### 対象テキスト
◆ ◆ ◆ ◆ ◆

本の表紙にある大きな文字「心。」に小さく寄り添うように書かれている「人生を意のままにする力」に気付いてハッとした。世の中には様々な欲望、願望があるけれど、これこそが究極の幸せではないかと思える。「意のまま」というと、自分勝手、好き勝手することと誤解される可能性もあるが、稲盛氏が伝えようとしているのは勿論そうではない。「人生の目的をあげるとすれば、人のため、世の中のために尽くすこと。すなわち『利他の心』で生きること」と明確に書かれている。似たようなことが渋沢栄一の「論語と算盤」にも書かれていたが、世の中の荒波を乗り越え、世界を股に掛けて奮闘し、社会的成功を収めた人が到達して見えたものが「利他の心」であったというのは、感動的なことでもある。

◆ ◆ ◆ ◆ ◆

### データ記録
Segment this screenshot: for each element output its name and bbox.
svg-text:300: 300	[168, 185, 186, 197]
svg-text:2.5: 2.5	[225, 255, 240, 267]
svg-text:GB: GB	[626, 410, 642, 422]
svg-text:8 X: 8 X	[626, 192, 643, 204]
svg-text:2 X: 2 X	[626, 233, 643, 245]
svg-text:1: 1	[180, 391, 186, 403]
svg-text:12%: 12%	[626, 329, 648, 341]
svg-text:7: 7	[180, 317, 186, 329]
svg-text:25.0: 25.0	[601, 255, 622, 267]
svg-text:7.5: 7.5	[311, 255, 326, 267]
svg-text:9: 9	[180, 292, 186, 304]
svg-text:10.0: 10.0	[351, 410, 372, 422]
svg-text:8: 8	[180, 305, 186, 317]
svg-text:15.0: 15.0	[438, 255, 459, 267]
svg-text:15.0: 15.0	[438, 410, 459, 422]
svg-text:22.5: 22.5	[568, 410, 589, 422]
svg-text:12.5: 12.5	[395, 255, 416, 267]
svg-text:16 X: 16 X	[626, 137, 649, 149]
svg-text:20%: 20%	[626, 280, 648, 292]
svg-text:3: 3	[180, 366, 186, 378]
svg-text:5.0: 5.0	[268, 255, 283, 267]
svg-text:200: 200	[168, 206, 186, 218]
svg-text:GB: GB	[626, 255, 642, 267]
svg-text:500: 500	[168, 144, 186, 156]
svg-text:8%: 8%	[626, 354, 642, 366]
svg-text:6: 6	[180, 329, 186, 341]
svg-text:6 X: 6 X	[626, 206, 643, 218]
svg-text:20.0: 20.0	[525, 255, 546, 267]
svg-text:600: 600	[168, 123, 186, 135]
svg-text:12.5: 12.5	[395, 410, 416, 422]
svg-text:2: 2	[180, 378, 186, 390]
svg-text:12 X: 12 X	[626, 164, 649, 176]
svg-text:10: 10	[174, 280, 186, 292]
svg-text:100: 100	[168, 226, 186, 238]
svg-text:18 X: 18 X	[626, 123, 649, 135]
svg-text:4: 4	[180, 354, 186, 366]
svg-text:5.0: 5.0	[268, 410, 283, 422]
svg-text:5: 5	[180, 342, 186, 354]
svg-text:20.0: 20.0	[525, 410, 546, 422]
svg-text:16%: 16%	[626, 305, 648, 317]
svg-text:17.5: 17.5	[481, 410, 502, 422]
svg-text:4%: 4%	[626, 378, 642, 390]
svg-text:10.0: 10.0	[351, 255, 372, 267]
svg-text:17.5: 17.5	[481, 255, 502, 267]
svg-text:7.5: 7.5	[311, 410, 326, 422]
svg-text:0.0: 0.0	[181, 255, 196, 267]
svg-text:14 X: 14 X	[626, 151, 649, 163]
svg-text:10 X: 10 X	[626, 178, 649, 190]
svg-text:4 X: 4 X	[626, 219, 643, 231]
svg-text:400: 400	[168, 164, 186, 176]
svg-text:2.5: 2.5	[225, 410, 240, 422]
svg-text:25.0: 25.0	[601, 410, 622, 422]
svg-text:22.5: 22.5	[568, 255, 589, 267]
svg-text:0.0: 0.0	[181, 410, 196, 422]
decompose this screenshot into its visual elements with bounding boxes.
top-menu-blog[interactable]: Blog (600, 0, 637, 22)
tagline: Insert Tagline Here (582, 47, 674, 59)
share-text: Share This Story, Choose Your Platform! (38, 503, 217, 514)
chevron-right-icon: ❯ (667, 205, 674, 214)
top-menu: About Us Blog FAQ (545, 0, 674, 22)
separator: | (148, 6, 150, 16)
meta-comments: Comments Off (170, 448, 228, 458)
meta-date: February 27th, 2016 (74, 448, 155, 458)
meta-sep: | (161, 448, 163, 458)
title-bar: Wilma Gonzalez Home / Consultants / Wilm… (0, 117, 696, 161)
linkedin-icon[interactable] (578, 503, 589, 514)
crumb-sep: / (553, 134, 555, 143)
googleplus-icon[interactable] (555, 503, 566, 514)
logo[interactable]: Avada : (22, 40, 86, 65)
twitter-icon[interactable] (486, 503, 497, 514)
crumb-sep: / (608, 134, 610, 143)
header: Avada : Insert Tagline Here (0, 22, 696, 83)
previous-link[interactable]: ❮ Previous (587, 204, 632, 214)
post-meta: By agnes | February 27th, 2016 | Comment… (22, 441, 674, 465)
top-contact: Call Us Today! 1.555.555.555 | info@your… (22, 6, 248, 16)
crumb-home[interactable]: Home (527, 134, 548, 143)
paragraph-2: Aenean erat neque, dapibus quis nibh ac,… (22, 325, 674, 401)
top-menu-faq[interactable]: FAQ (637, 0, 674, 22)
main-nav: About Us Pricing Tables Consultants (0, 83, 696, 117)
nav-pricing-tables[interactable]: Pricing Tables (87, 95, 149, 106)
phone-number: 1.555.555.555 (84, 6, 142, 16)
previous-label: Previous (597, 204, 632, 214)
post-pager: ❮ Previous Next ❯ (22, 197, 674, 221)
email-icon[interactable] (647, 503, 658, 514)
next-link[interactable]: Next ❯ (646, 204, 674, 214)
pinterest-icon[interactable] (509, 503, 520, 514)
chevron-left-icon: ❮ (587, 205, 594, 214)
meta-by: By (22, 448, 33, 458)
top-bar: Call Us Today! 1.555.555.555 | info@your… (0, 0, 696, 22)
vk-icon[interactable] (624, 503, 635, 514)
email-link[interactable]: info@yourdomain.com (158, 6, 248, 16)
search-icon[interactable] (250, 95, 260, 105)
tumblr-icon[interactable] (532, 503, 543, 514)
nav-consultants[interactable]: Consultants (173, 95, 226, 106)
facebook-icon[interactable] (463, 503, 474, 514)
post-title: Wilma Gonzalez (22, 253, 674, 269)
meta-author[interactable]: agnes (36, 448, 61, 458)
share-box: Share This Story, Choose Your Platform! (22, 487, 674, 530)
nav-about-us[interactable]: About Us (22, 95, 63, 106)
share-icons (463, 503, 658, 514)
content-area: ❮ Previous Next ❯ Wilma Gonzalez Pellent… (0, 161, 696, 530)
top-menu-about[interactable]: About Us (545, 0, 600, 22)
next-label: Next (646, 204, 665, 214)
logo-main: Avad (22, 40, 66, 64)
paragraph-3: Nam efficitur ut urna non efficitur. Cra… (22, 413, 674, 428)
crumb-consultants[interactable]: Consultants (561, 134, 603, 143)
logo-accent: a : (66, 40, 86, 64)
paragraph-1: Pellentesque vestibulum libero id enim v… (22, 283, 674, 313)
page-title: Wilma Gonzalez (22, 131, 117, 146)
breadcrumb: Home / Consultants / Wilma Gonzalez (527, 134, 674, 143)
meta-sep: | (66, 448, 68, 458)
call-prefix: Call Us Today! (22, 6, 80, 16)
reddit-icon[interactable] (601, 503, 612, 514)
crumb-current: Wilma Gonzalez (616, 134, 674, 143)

◆ ◆ ◆ ◆ ◆

### 課題 1
稲盛氏の本を紹介した文章では、表紙の大きな文字「心。」に寄り添うように、どんな言葉が小さく書かれていますか？
### 課題 2
稲盛氏の本を紹介した文章の続きを書いてください。
記録を参照する必要はありません。

### 解答 1
「人生を意のままにする力」です。

### 解答 2
稲盛氏が「秘中の秘」ともいえる策として紹介しているのが、「災難が起こったということは業が消えたということ」と考え、感謝すること。特に強調されているわけでもなく、さらっと書かれているが、ここは絶対に読み飛ばしてはいけない部分だと直感した。そして、具体的な手法として、「なんまん、なんまん、ありがとう」と唱えることについてのエピソードも書かれている。まだ幼児期の頃、お坊さんから教わって以来80年、生涯にわたってことある毎に口にしてきたそうである。この本を読んだ後、職場でちょっと嫌なことがあって、試しに「なんまん…」と心の中で唱えてみた。その瞬間、す〜と安らかな気持ちになり、我ながら驚いてしまった。「稲盛さん、ありがとう!」、自然と感謝の心が湧いていた。
静かに心を鎮め、純粋で至福の境地に到達したとき、それが「真我」であり、「宇宙の心」とまったく同じものであると書かれている。いきなり宇宙か〜と思わなくもないが、少し前に読んだ物理学者・村上斉著「宇宙はなぜ美しいのか」に、宇宙の始まりにあったのは水素とヘリウムだけで、すべての物質はこれらに由来するということが書かれていた。物質的にみても、宇宙に存在するあらゆるものが同じ元素からできており、共通の法則で成り立っていると考えれば、真我が宇宙とつながることも突飛なことではないと思える。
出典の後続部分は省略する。